___ RECORDS FOR THIS TASK

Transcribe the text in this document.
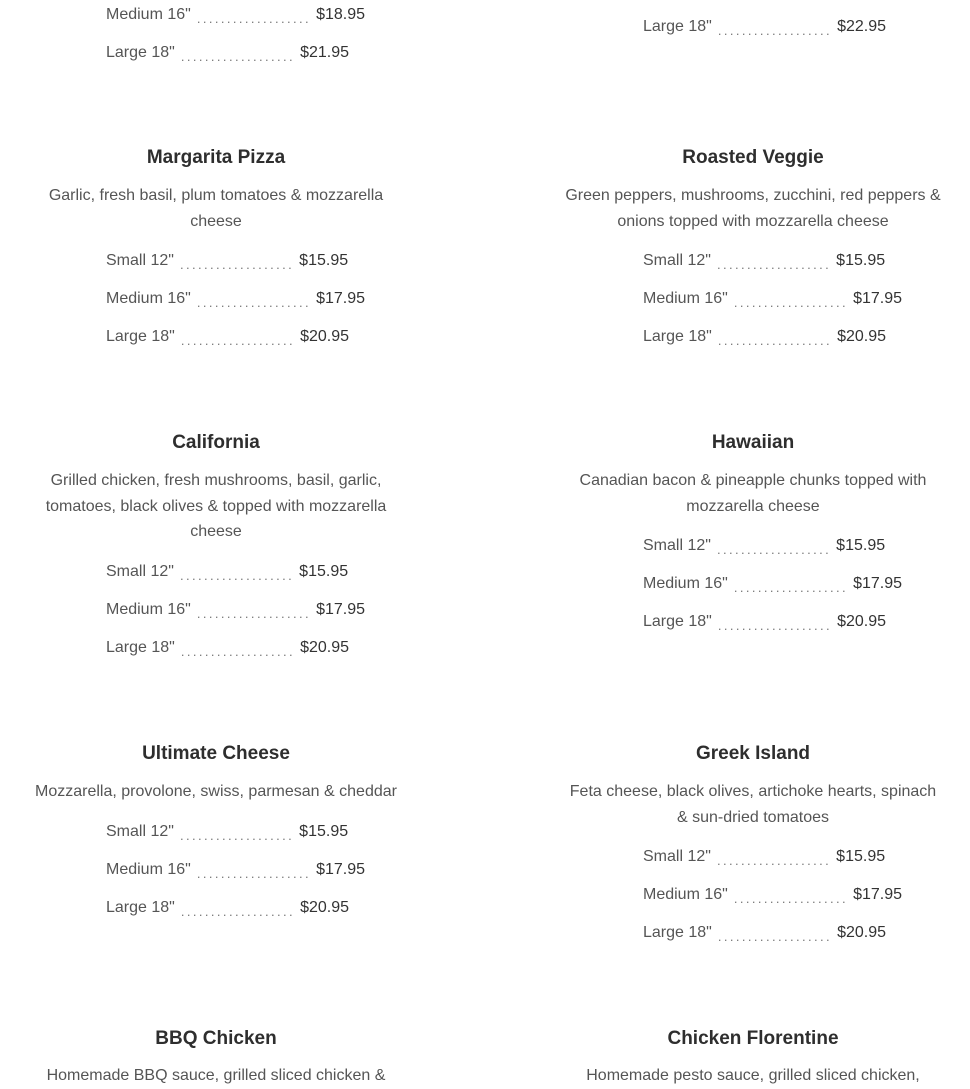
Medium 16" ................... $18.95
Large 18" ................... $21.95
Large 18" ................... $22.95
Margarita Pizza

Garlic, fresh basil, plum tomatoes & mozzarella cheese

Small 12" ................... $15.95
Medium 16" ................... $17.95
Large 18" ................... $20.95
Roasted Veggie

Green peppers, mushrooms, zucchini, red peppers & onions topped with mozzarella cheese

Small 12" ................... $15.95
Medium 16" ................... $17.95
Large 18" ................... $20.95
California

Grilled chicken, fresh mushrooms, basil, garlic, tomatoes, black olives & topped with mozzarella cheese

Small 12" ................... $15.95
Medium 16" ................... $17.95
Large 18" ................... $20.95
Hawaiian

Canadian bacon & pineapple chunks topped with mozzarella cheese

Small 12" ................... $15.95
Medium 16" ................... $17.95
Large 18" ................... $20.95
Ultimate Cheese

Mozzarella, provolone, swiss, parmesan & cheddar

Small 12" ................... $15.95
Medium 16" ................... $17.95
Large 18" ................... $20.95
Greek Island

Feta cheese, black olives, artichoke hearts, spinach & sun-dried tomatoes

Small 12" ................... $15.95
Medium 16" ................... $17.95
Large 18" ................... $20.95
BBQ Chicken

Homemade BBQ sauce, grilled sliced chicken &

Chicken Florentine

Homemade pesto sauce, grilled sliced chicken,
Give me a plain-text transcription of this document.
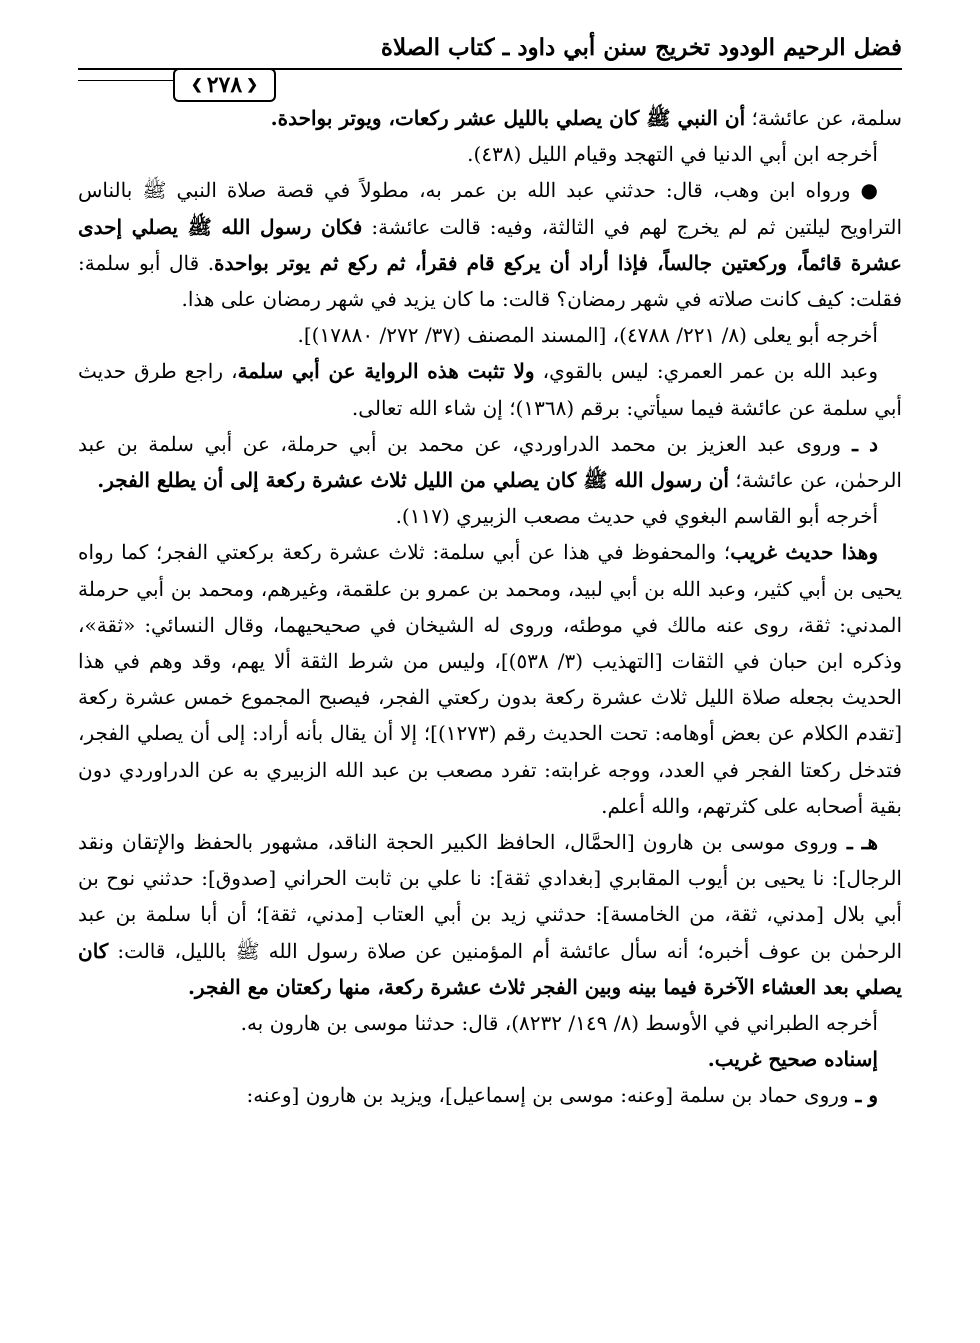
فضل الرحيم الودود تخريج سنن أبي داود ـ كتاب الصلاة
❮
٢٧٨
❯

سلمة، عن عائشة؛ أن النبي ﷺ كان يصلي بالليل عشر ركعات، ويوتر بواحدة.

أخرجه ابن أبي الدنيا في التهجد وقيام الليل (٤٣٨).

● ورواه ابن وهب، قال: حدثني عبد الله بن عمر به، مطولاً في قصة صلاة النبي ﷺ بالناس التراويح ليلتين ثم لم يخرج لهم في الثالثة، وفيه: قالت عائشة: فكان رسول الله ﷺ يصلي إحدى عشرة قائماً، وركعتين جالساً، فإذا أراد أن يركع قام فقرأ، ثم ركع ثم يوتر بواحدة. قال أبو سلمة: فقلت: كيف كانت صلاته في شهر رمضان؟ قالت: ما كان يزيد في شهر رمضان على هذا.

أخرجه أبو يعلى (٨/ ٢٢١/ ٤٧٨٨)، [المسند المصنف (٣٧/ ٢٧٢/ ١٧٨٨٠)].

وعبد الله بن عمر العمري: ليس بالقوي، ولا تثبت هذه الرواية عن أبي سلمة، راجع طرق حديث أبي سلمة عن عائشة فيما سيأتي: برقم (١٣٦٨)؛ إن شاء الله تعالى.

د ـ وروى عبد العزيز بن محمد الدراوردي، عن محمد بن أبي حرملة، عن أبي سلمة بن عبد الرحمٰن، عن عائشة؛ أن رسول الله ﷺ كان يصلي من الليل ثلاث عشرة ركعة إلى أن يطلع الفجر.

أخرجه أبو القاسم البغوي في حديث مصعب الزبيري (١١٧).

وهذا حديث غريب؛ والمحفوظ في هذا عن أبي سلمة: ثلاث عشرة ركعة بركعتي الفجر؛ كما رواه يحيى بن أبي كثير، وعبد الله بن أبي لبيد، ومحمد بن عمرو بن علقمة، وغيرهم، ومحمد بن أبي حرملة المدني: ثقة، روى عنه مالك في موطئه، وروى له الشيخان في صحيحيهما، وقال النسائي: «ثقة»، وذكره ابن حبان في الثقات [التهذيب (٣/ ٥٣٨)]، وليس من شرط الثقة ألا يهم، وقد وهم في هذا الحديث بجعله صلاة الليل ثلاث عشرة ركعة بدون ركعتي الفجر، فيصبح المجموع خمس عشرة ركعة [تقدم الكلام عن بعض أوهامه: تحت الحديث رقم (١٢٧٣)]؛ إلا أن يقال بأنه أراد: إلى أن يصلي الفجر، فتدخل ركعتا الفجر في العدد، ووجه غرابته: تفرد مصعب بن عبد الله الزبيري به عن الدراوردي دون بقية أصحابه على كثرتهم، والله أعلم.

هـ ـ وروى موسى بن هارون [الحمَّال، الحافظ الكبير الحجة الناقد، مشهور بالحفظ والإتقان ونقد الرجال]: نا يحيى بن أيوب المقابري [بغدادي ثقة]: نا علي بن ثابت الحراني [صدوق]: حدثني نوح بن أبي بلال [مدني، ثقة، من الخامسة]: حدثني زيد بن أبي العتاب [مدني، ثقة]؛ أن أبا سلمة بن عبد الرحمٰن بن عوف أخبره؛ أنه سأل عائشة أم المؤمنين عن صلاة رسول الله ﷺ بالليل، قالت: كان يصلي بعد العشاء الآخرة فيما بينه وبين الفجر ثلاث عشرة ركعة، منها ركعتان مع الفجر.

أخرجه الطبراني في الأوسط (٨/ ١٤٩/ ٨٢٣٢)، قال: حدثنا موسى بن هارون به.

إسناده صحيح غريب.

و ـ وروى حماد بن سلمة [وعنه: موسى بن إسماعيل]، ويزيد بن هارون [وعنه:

______

# [DIRECTIONS]
Your copy of the data above should match it exactly, except that pictures are left out.

# [TASK RESPONSE]
Transcribe the text in this document.
Medium 16" ................... $18.95
Large 18" ................... $21.95
Large 18" ................... $22.95
Margarita Pizza

Garlic, fresh basil, plum tomatoes & mozzarella cheese

Small 12" ................... $15.95
Medium 16" ................... $17.95
Large 18" ................... $20.95
Roasted Veggie

Green peppers, mushrooms, zucchini, red peppers & onions topped with mozzarella cheese

Small 12" ................... $15.95
Medium 16" ................... $17.95
Large 18" ................... $20.95
California

Grilled chicken, fresh mushrooms, basil, garlic, tomatoes, black olives & topped with mozzarella cheese

Small 12" ................... $15.95
Medium 16" ................... $17.95
Large 18" ................... $20.95
Hawaiian

Canadian bacon & pineapple chunks topped with mozzarella cheese

Small 12" ................... $15.95
Medium 16" ................... $17.95
Large 18" ................... $20.95
Ultimate Cheese

Mozzarella, provolone, swiss, parmesan & cheddar

Small 12" ................... $15.95
Medium 16" ................... $17.95
Large 18" ................... $20.95
Greek Island

Feta cheese, black olives, artichoke hearts, spinach & sun-dried tomatoes

Small 12" ................... $15.95
Medium 16" ................... $17.95
Large 18" ................... $20.95
BBQ Chicken

Homemade BBQ sauce, grilled sliced chicken &

Chicken Florentine

Homemade pesto sauce, grilled sliced chicken,
Give me a plain-text transcription of this document.
فضل الرحيم الودود تخريج سنن أبي داود ـ كتاب الصلاة
❮
٢٧٨
❯

سلمة، عن عائشة؛ أن النبي ﷺ كان يصلي بالليل عشر ركعات، ويوتر بواحدة.

أخرجه ابن أبي الدنيا في التهجد وقيام الليل (٤٣٨).

● ورواه ابن وهب، قال: حدثني عبد الله بن عمر به، مطولاً في قصة صلاة النبي ﷺ بالناس التراويح ليلتين ثم لم يخرج لهم في الثالثة، وفيه: قالت عائشة: فكان رسول الله ﷺ يصلي إحدى عشرة قائماً، وركعتين جالساً، فإذا أراد أن يركع قام فقرأ، ثم ركع ثم يوتر بواحدة. قال أبو سلمة: فقلت: كيف كانت صلاته في شهر رمضان؟ قالت: ما كان يزيد في شهر رمضان على هذا.

أخرجه أبو يعلى (٨/ ٢٢١/ ٤٧٨٨)، [المسند المصنف (٣٧/ ٢٧٢/ ١٧٨٨٠)].

وعبد الله بن عمر العمري: ليس بالقوي، ولا تثبت هذه الرواية عن أبي سلمة، راجع طرق حديث أبي سلمة عن عائشة فيما سيأتي: برقم (١٣٦٨)؛ إن شاء الله تعالى.

د ـ وروى عبد العزيز بن محمد الدراوردي، عن محمد بن أبي حرملة، عن أبي سلمة بن عبد الرحمٰن، عن عائشة؛ أن رسول الله ﷺ كان يصلي من الليل ثلاث عشرة ركعة إلى أن يطلع الفجر.

أخرجه أبو القاسم البغوي في حديث مصعب الزبيري (١١٧).

وهذا حديث غريب؛ والمحفوظ في هذا عن أبي سلمة: ثلاث عشرة ركعة بركعتي الفجر؛ كما رواه يحيى بن أبي كثير، وعبد الله بن أبي لبيد، ومحمد بن عمرو بن علقمة، وغيرهم، ومحمد بن أبي حرملة المدني: ثقة، روى عنه مالك في موطئه، وروى له الشيخان في صحيحيهما، وقال النسائي: «ثقة»، وذكره ابن حبان في الثقات [التهذيب (٣/ ٥٣٨)]، وليس من شرط الثقة ألا يهم، وقد وهم في هذا الحديث بجعله صلاة الليل ثلاث عشرة ركعة بدون ركعتي الفجر، فيصبح المجموع خمس عشرة ركعة [تقدم الكلام عن بعض أوهامه: تحت الحديث رقم (١٢٧٣)]؛ إلا أن يقال بأنه أراد: إلى أن يصلي الفجر، فتدخل ركعتا الفجر في العدد، ووجه غرابته: تفرد مصعب بن عبد الله الزبيري به عن الدراوردي دون بقية أصحابه على كثرتهم، والله أعلم.

هـ ـ وروى موسى بن هارون [الحمَّال، الحافظ الكبير الحجة الناقد، مشهور بالحفظ والإتقان ونقد الرجال]: نا يحيى بن أيوب المقابري [بغدادي ثقة]: نا علي بن ثابت الحراني [صدوق]: حدثني نوح بن أبي بلال [مدني، ثقة، من الخامسة]: حدثني زيد بن أبي العتاب [مدني، ثقة]؛ أن أبا سلمة بن عبد الرحمٰن بن عوف أخبره؛ أنه سأل عائشة أم المؤمنين عن صلاة رسول الله ﷺ بالليل، قالت: كان يصلي بعد العشاء الآخرة فيما بينه وبين الفجر ثلاث عشرة ركعة، منها ركعتان مع الفجر.

أخرجه الطبراني في الأوسط (٨/ ١٤٩/ ٨٢٣٢)، قال: حدثنا موسى بن هارون به.

إسناده صحيح غريب.

و ـ وروى حماد بن سلمة [وعنه: موسى بن إسماعيل]، ويزيد بن هارون [وعنه:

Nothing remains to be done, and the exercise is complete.